== ENTRIES SUPPLIED

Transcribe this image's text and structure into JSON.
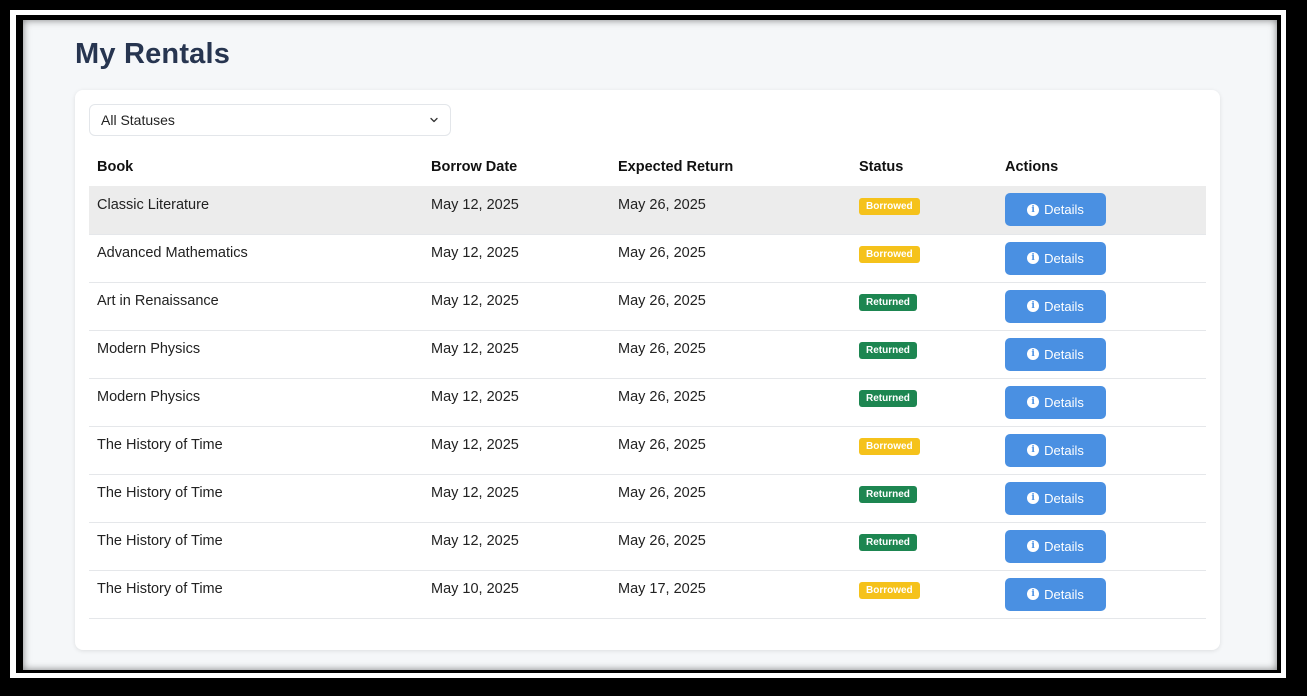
{
  "page": {
    "title": "My Rentals"
  },
  "filter": {
    "selected": "All Statuses",
    "icon": "chevron-down-icon"
  },
  "table": {
    "columns": [
      "Book",
      "Borrow Date",
      "Expected Return",
      "Status",
      "Actions"
    ],
    "rows": [
      {
        "book": "Classic Literature",
        "borrow": "May 12, 2025",
        "expected": "May 26, 2025",
        "status": "Borrowed",
        "action": "Details"
      },
      {
        "book": "Advanced Mathematics",
        "borrow": "May 12, 2025",
        "expected": "May 26, 2025",
        "status": "Borrowed",
        "action": "Details"
      },
      {
        "book": "Art in Renaissance",
        "borrow": "May 12, 2025",
        "expected": "May 26, 2025",
        "status": "Returned",
        "action": "Details"
      },
      {
        "book": "Modern Physics",
        "borrow": "May 12, 2025",
        "expected": "May 26, 2025",
        "status": "Returned",
        "action": "Details"
      },
      {
        "book": "Modern Physics",
        "borrow": "May 12, 2025",
        "expected": "May 26, 2025",
        "status": "Returned",
        "action": "Details"
      },
      {
        "book": "The History of Time",
        "borrow": "May 12, 2025",
        "expected": "May 26, 2025",
        "status": "Borrowed",
        "action": "Details"
      },
      {
        "book": "The History of Time",
        "borrow": "May 12, 2025",
        "expected": "May 26, 2025",
        "status": "Returned",
        "action": "Details"
      },
      {
        "book": "The History of Time",
        "borrow": "May 12, 2025",
        "expected": "May 26, 2025",
        "status": "Returned",
        "action": "Details"
      },
      {
        "book": "The History of Time",
        "borrow": "May 10, 2025",
        "expected": "May 17, 2025",
        "status": "Borrowed",
        "action": "Details"
      }
    ]
  },
  "colors": {
    "title": "#273550",
    "borrowed": "#f5c21b",
    "returned": "#1d8651",
    "button": "#4a90e2"
  }
}
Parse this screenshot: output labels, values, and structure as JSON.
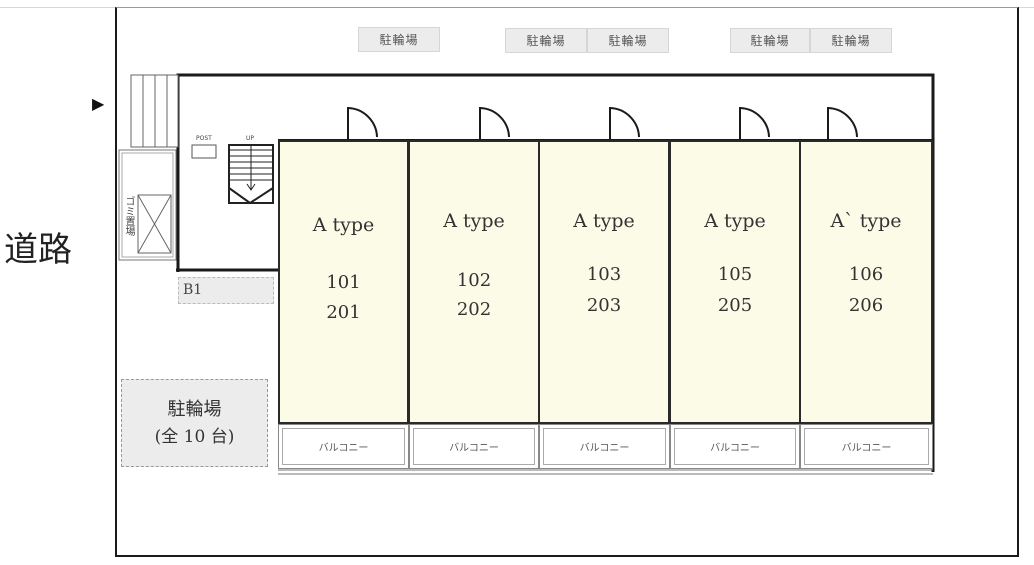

====

» EXERCISE DESCRIPTION: Write out all the records again, exactly, minus any pictures.

» THE RESULT:
Transcribe this image's text and structure into JSON.
{
  "page": {
    "title": "My Rentals"
  },
  "filter": {
    "selected": "All Statuses",
    "icon": "chevron-down-icon"
  },
  "table": {
    "columns": [
      "Book",
      "Borrow Date",
      "Expected Return",
      "Status",
      "Actions"
    ],
    "rows": [
      {
        "book": "Classic Literature",
        "borrow": "May 12, 2025",
        "expected": "May 26, 2025",
        "status": "Borrowed",
        "action": "Details"
      },
      {
        "book": "Advanced Mathematics",
        "borrow": "May 12, 2025",
        "expected": "May 26, 2025",
        "status": "Borrowed",
        "action": "Details"
      },
      {
        "book": "Art in Renaissance",
        "borrow": "May 12, 2025",
        "expected": "May 26, 2025",
        "status": "Returned",
        "action": "Details"
      },
      {
        "book": "Modern Physics",
        "borrow": "May 12, 2025",
        "expected": "May 26, 2025",
        "status": "Returned",
        "action": "Details"
      },
      {
        "book": "Modern Physics",
        "borrow": "May 12, 2025",
        "expected": "May 26, 2025",
        "status": "Returned",
        "action": "Details"
      },
      {
        "book": "The History of Time",
        "borrow": "May 12, 2025",
        "expected": "May 26, 2025",
        "status": "Borrowed",
        "action": "Details"
      },
      {
        "book": "The History of Time",
        "borrow": "May 12, 2025",
        "expected": "May 26, 2025",
        "status": "Returned",
        "action": "Details"
      },
      {
        "book": "The History of Time",
        "borrow": "May 12, 2025",
        "expected": "May 26, 2025",
        "status": "Returned",
        "action": "Details"
      },
      {
        "book": "The History of Time",
        "borrow": "May 10, 2025",
        "expected": "May 17, 2025",
        "status": "Borrowed",
        "action": "Details"
      }
    ]
  },
  "colors": {
    "title": "#273550",
    "borrowed": "#f5c21b",
    "returned": "#1d8651",
    "button": "#4a90e2"
  }
}
Parse this screenshot: output labels, values, and structure as JSON.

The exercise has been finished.